ElasticSearch50:索引管理_快速上機動手實戰修改分詞器以及定製自己的分詞器
standard
standard tokenizer:以單詞的邊界進行切分
standard token filter:什麼都不做
lowercase token filter:將所有字母轉換成小寫
stop token filter(預設被禁用),移除停用詞,比如a the it等等
2.修改分詞器的設定
例子:啟用standard的基於english的分詞器的停用詞token filter
其中,es_std是這個分詞器的名稱
PUT /index0 { "settings": { "analysis": { "analyzer": { "es_std":{ "type":"standard", "stopwords":"_english_" } } } } }
測試:
使用standard分詞器分詞a little dog
GET /index0/_analyze { "analyzer":"standard", "text":"a little dog" } 執行結果: { "tokens": [ { "token": "a", "start_offset": 0, "end_offset": 1, "type": "<ALPHANUM>", "position": 0 }, { "token": "little", "start_offset": 2, "end_offset": 8, "type": "<ALPHANUM>", "position": 1 }, { "token": "dog", "start_offset": 9, "end_offset": 12, "type": "<ALPHANUM>", "position": 2 } ] }
使用設定的es_std分詞器分詞a little dog,可以看到結果中,停用詞過濾了
GET /index0/_analyze
{
"analyzer":"es_std",
"text":"a little dog"

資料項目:

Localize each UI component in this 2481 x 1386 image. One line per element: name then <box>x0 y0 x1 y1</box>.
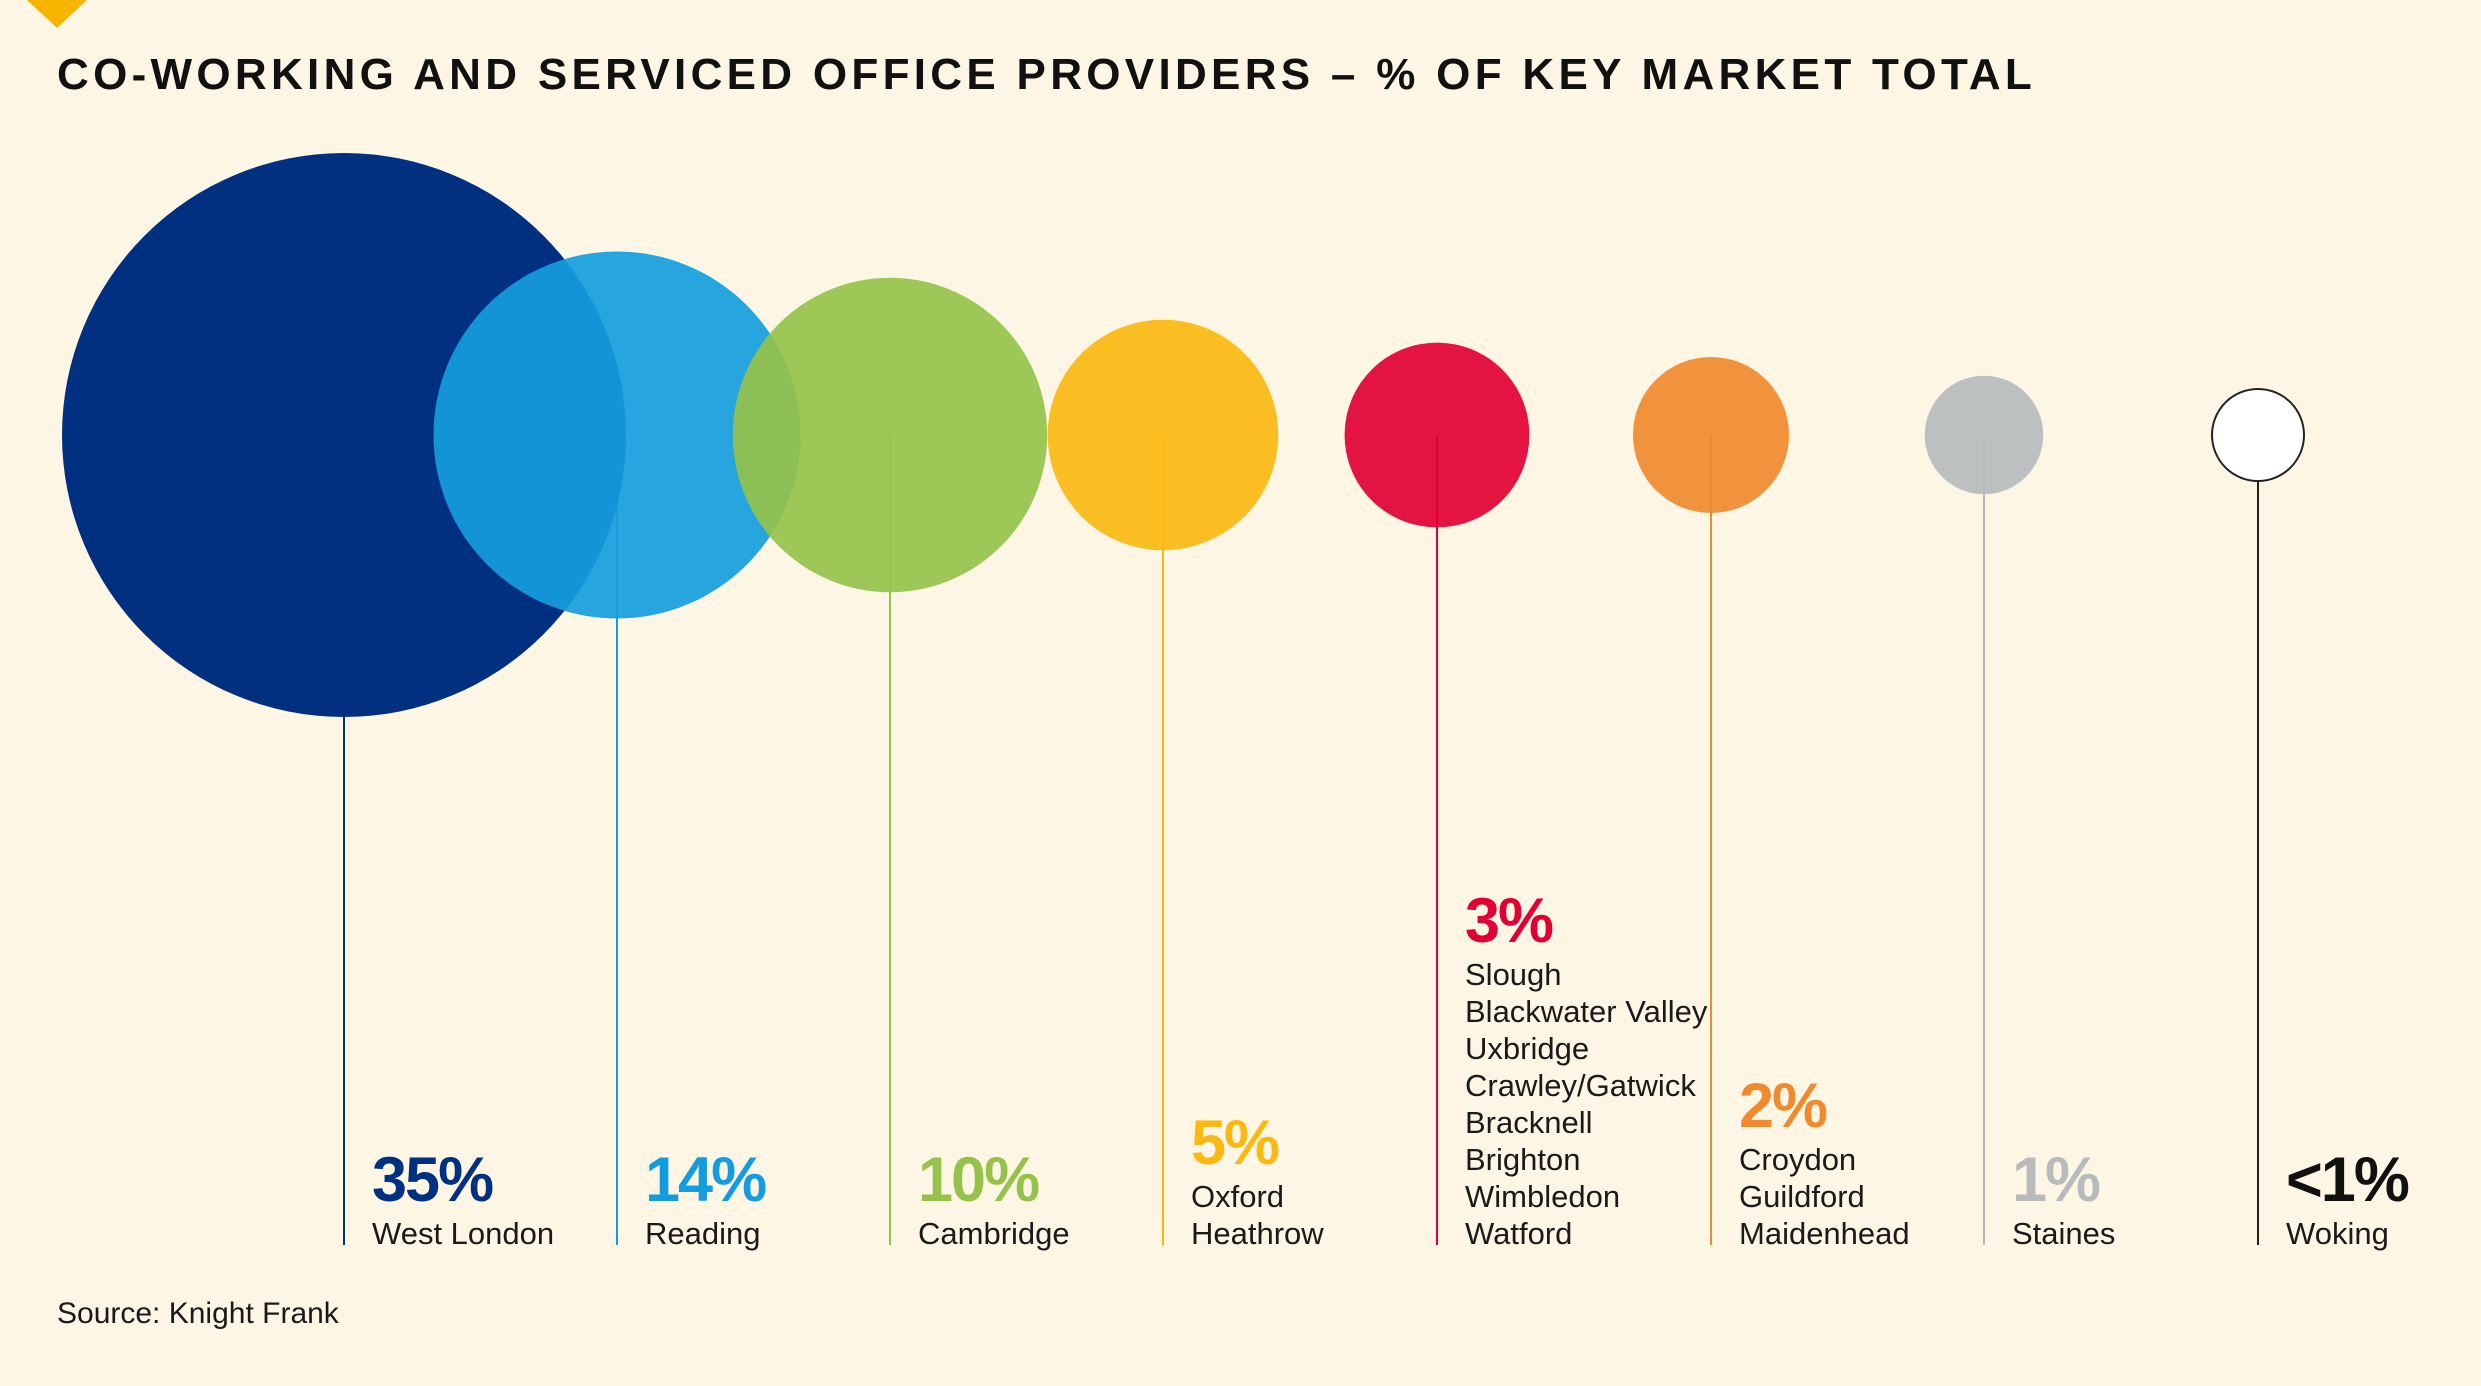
location-label: Blackwater Valley <box>1465 994 1708 1029</box>
percent-label: <1% <box>2286 1145 2410 1215</box>
location-label: Guildford <box>1739 1179 1865 1214</box>
bubble <box>62 153 626 717</box>
bubble <box>1924 375 2044 495</box>
location-label: Reading <box>645 1216 761 1251</box>
label-group: 35% West London <box>372 1145 554 1252</box>
location-label: Oxford <box>1191 1179 1285 1214</box>
leader-lines <box>343 435 2259 1245</box>
label-group: 14% Reading <box>645 1145 767 1252</box>
location-label: Brighton <box>1465 1142 1581 1177</box>
percent-label: 14% <box>645 1145 767 1215</box>
label-group: 1% Staines <box>2012 1145 2115 1252</box>
label-group: 5% Oxford Heathrow <box>1191 1108 1324 1252</box>
chart-title: CO-WORKING AND SERVICED OFFICE PROVIDERS… <box>57 50 2037 99</box>
bubbles <box>62 153 2305 717</box>
location-label: Staines <box>2012 1216 2116 1251</box>
label-group: 2% Croydon Guildford Maidenhead <box>1739 1071 1910 1252</box>
location-label: Slough <box>1465 957 1562 992</box>
percent-label: 5% <box>1191 1108 1280 1178</box>
location-label: Uxbridge <box>1465 1031 1590 1066</box>
location-label: Maidenhead <box>1739 1216 1910 1251</box>
location-label: West London <box>372 1216 555 1251</box>
percent-label: 2% <box>1739 1071 1828 1141</box>
bubble <box>1047 319 1279 551</box>
bubble <box>732 277 1048 593</box>
percent-label: 10% <box>918 1145 1040 1215</box>
location-label: Wimbledon <box>1465 1179 1621 1214</box>
location-label: Heathrow <box>1191 1216 1324 1251</box>
location-label: Cambridge <box>918 1216 1070 1251</box>
source-note: Source: Knight Frank <box>57 1297 339 1330</box>
percent-label: 35% <box>372 1145 494 1215</box>
label-group: 3% Slough Blackwater Valley Uxbridge Crawley… <box>1465 886 1707 1252</box>
label-group: <1% Woking <box>2286 1145 2410 1252</box>
label-group: 10% Cambridge <box>918 1145 1070 1252</box>
bubble <box>2211 388 2305 482</box>
bubble <box>433 251 801 619</box>
bubble <box>1344 342 1530 528</box>
location-label: Woking <box>2286 1216 2389 1251</box>
percent-label: 1% <box>2012 1145 2101 1215</box>
bubble <box>1632 356 1790 514</box>
location-label: Croydon <box>1739 1142 1857 1177</box>
location-label: Crawley/Gatwick <box>1465 1068 1696 1103</box>
location-label: Bracknell <box>1465 1105 1593 1140</box>
location-label: Watford <box>1465 1216 1573 1251</box>
corner-marker <box>27 0 87 28</box>
percent-label: 3% <box>1465 886 1554 956</box>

**任務要求**
原文中有一段從「standard tokenizer:以單詞的邊界進行切分」開始,到「stop token filter」那一行結束。請把這段改寫成簡短的條列。 這些項目與本題無關。

**正確答案**
- standard tokenizer:按單詞邊界切分
- standard token filter:不做任何處理
- lowercase token filter:將字母全部轉為小寫
- stop token filter:預設停用,可移除 a、the、it 等停用詞